Figure record extracts:
========
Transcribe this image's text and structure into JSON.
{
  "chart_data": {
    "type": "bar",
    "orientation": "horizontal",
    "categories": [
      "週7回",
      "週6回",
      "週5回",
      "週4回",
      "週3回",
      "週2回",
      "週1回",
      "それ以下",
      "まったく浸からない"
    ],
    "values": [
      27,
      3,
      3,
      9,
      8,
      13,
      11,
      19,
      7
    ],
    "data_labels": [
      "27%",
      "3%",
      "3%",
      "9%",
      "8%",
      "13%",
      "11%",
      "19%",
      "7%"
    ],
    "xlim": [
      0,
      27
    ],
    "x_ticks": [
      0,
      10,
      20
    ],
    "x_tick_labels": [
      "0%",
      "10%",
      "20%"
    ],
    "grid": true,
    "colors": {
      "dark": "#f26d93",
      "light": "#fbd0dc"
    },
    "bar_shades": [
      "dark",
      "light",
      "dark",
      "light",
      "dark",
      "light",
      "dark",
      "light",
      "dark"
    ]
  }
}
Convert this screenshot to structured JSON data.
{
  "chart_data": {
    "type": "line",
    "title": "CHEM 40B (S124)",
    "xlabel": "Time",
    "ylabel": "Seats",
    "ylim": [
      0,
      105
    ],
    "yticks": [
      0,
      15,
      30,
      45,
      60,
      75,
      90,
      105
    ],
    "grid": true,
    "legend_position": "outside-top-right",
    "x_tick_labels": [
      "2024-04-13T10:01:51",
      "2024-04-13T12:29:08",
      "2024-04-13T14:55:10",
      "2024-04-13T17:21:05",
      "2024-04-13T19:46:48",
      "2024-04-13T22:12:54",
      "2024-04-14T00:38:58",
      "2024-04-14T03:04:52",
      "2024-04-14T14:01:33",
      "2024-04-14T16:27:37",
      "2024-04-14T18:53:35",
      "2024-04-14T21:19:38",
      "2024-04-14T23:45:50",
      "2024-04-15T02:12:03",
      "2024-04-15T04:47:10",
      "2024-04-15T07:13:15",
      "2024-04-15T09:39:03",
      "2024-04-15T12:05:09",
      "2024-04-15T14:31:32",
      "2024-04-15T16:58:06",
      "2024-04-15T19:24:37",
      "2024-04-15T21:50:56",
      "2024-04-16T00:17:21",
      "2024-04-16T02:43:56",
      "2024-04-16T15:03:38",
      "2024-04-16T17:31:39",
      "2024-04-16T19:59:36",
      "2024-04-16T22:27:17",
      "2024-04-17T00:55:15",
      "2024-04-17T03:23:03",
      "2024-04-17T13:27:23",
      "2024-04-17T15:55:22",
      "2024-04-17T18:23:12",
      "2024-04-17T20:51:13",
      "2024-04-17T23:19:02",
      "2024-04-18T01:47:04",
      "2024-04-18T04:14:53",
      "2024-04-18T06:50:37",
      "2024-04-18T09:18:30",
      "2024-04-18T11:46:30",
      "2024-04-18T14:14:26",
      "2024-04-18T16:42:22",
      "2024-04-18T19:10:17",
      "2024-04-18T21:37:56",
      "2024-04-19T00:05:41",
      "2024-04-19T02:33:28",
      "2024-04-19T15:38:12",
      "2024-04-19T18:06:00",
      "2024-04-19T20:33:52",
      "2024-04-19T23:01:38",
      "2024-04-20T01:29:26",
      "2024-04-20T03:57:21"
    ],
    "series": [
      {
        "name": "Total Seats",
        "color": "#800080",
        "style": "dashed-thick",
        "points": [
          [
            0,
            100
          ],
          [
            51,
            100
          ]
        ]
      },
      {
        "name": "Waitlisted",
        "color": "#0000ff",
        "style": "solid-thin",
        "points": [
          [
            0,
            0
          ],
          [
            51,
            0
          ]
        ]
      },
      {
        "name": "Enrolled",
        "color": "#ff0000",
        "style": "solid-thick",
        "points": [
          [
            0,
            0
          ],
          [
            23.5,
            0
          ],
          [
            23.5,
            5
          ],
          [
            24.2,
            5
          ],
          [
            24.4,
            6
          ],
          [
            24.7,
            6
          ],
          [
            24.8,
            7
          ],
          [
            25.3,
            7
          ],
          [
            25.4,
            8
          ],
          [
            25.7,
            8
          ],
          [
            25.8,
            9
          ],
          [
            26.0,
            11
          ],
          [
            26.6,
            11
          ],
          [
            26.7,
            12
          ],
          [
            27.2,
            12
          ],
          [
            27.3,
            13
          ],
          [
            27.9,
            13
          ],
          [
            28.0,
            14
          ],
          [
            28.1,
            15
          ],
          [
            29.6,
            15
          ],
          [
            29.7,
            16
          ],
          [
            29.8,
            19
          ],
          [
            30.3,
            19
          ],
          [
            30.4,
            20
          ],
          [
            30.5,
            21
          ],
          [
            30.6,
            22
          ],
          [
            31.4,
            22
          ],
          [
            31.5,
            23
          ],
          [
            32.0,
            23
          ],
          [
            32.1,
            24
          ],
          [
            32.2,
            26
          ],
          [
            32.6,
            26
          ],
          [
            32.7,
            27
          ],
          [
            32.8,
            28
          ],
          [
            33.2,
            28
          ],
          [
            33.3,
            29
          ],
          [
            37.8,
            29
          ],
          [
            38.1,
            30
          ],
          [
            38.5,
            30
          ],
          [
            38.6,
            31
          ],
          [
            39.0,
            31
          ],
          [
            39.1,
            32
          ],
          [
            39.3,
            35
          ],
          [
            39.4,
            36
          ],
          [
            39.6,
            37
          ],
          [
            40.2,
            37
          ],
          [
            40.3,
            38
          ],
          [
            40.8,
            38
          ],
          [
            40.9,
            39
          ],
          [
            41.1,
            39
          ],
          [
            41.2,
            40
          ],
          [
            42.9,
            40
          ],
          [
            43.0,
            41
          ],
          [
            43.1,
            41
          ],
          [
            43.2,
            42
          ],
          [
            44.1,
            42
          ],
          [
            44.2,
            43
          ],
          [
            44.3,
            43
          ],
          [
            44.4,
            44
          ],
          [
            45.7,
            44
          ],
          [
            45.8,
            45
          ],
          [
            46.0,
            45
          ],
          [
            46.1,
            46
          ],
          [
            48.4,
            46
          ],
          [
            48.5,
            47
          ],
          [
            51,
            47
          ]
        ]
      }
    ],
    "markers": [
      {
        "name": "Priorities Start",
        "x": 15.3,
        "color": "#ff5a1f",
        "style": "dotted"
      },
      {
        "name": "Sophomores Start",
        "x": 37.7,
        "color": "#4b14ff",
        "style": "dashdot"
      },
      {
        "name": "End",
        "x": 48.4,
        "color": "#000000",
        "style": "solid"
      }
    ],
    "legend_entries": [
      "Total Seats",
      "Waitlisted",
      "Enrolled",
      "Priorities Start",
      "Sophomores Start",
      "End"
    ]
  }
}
========
- **Aim of the task**
Read the data above and pull out each line that holds the string "Start".

- **Solution below**
        "name": "Priorities Start",
        "name": "Sophomores Start",
      "Priorities Start",
      "Sophomores Start",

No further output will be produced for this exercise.